§ **INSTRUCTION**
Below are some records. Copy every line in them that holds "text".

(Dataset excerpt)
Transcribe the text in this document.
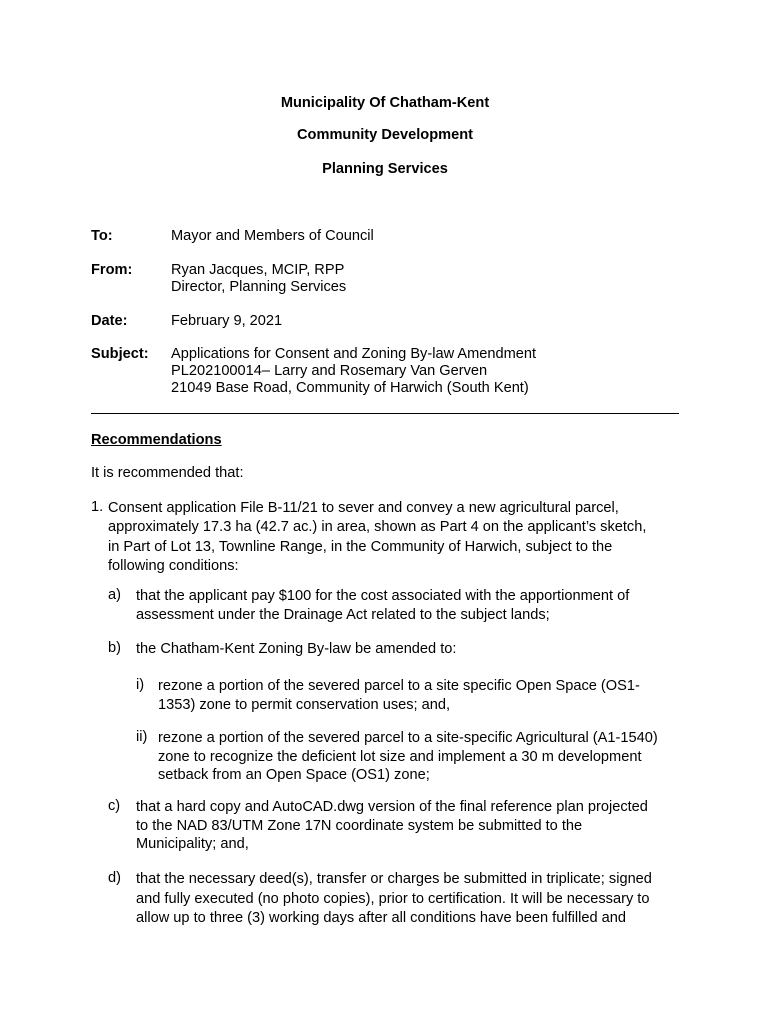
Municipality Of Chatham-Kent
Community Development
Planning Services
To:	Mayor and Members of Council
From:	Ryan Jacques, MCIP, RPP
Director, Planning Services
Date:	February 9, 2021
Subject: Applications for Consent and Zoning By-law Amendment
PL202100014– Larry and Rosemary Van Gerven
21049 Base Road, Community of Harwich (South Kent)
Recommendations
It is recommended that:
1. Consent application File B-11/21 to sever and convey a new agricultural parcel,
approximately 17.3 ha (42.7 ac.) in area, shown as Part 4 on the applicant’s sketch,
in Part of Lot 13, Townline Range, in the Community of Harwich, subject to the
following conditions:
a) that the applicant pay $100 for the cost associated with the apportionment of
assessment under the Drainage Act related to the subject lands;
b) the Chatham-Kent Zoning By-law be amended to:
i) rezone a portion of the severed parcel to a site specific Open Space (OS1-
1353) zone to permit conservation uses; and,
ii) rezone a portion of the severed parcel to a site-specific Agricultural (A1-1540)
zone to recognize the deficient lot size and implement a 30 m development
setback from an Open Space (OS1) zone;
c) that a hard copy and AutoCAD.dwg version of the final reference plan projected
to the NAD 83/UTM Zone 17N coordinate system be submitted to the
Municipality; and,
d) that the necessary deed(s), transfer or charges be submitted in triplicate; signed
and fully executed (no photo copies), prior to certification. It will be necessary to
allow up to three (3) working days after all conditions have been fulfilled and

==

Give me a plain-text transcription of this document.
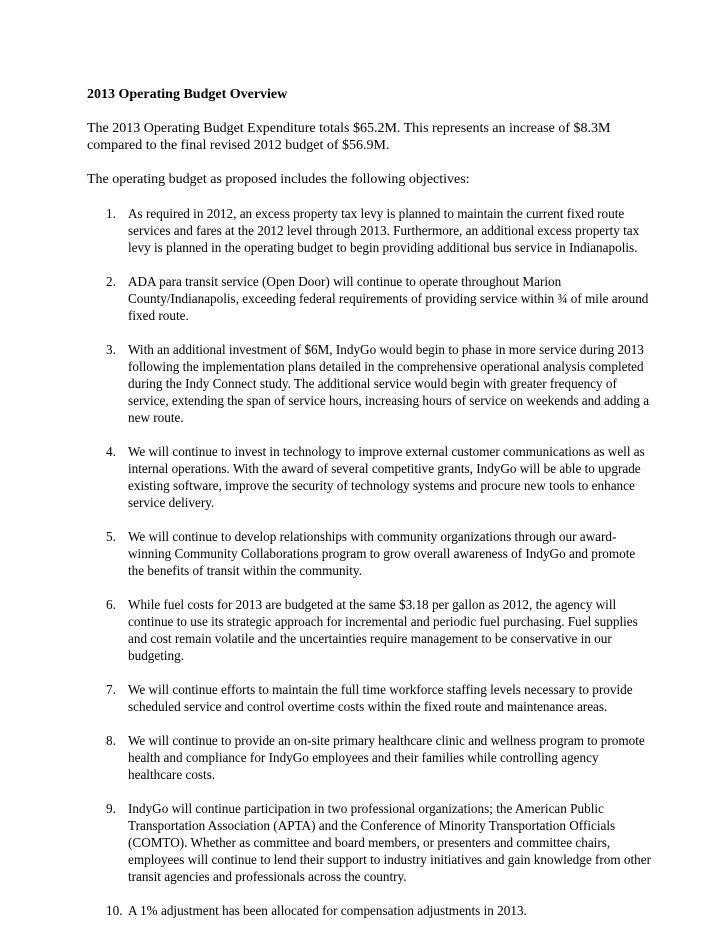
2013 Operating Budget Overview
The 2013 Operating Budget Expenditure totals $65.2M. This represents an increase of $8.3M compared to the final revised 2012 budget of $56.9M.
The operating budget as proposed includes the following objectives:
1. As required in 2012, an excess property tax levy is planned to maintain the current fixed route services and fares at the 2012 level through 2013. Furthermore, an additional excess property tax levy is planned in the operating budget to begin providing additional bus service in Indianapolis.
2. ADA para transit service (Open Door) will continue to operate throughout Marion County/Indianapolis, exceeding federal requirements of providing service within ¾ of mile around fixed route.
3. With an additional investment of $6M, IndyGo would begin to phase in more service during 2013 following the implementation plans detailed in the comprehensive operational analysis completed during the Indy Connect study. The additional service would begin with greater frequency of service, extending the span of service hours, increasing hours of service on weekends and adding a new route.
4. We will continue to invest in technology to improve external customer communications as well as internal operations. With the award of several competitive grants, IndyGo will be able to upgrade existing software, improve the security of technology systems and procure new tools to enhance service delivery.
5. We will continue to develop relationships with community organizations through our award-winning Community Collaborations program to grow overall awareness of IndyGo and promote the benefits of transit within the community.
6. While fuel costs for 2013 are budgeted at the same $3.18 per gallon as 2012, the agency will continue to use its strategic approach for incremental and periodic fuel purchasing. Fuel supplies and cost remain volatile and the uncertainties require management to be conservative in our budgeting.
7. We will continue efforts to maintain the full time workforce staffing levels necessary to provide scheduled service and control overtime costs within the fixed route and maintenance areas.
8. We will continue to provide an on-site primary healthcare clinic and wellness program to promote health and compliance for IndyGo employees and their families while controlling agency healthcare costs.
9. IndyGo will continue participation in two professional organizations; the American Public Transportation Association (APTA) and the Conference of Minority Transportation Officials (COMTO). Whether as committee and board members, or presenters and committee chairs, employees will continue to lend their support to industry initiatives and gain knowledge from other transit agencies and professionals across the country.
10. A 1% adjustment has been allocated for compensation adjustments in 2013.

§ **COMPLETED EXERCISE**
Transcribe the text in this document.
Give me a plain-text transcription of this document.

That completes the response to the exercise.